- [Exercise material]
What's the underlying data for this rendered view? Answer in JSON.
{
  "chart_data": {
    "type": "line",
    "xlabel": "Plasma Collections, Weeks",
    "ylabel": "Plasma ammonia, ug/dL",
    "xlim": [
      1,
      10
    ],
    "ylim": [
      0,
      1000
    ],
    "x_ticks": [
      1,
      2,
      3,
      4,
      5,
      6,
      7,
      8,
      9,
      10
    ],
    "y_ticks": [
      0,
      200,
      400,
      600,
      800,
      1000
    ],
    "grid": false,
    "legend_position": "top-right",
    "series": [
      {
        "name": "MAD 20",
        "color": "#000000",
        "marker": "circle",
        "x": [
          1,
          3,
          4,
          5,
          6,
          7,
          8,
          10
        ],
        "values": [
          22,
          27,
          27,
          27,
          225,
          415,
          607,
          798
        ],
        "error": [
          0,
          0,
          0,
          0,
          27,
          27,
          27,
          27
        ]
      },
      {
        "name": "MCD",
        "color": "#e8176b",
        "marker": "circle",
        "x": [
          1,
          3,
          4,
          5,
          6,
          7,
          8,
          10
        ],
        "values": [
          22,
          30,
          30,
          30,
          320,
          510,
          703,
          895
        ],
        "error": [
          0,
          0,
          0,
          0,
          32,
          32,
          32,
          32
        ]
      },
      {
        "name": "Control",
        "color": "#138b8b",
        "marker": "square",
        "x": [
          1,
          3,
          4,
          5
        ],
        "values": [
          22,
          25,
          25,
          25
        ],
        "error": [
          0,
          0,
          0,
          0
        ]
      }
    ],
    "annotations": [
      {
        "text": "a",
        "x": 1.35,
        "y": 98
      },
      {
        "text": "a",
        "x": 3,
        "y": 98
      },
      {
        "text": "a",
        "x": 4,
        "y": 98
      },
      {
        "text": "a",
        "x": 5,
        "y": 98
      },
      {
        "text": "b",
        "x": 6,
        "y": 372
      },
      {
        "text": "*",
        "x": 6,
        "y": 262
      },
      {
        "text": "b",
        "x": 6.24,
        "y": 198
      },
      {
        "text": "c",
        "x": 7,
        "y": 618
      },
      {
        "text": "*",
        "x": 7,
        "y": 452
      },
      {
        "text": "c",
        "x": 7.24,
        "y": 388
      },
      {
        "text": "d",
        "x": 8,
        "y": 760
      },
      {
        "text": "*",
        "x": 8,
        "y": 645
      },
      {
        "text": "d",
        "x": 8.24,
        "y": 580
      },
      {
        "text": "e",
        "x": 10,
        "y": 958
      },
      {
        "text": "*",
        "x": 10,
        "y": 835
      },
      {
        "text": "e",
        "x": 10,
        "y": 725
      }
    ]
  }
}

- [What needs to be done] Identify and extract each line of the listing that contains "color".

- [Right answer]
        "color": "#000000",
        "color": "#e8176b",
        "color": "#138b8b",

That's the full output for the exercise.